Copy out each line containing "gonflables" from the entries below.

## Record list

start

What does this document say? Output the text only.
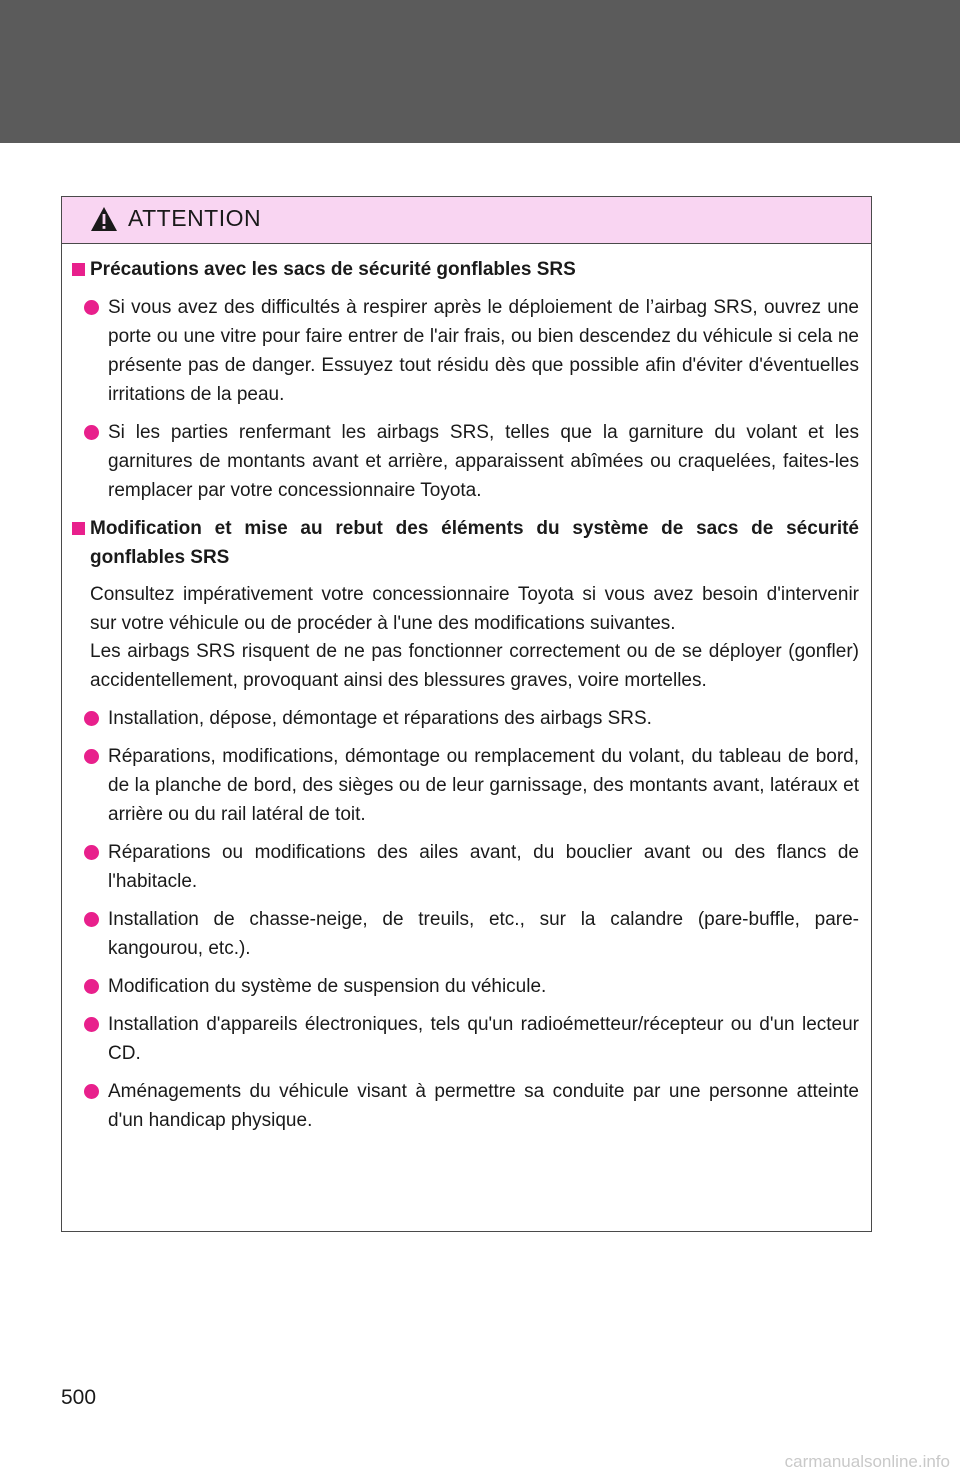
ATTENTION
Précautions avec les sacs de sécurité gonflables SRS
Si vous avez des difficultés à respirer après le déploiement de l’airbag SRS, ouvrez une porte ou une vitre pour faire entrer de l'air frais, ou bien descendez du véhicule si cela ne présente pas de danger. Essuyez tout résidu dès que possible afin d'éviter d'éventuelles irritations de la peau.
Si les parties renfermant les airbags SRS, telles que la garniture du volant et les garnitures de montants avant et arrière, apparaissent abîmées ou craquelées, faites-les remplacer par votre concessionnaire Toyota.
Modification et mise au rebut des éléments du système de sacs de sécurité gonflables SRS
Consultez impérativement votre concessionnaire Toyota si vous avez besoin d'intervenir sur votre véhicule ou de procéder à l'une des modifications suivantes.
Les airbags SRS risquent de ne pas fonctionner correctement ou de se déployer (gonfler) accidentellement, provoquant ainsi des blessures graves, voire mortelles.
Installation, dépose, démontage et réparations des airbags SRS.
Réparations, modifications, démontage ou remplacement du volant, du tableau de bord, de la planche de bord, des sièges ou de leur garnissage, des montants avant, latéraux et arrière ou du rail latéral de toit.
Réparations ou modifications des ailes avant, du bouclier avant ou des flancs de l'habitacle.
Installation de chasse-neige, de treuils, etc., sur la calandre (pare-buffle, pare-kangourou, etc.).
Modification du système de suspension du véhicule.
Installation d'appareils électroniques, tels qu'un radioémetteur/récepteur ou d'un lecteur CD.
Aménagements du véhicule visant à permettre sa conduite par une personne atteinte d'un handicap physique.
500
carmanualsonline.info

end

## Final answer
Précautions avec les sacs de sécurité gonflables SRS
Modification et mise au rebut des éléments du système de sacs de sécurité gonflables SRS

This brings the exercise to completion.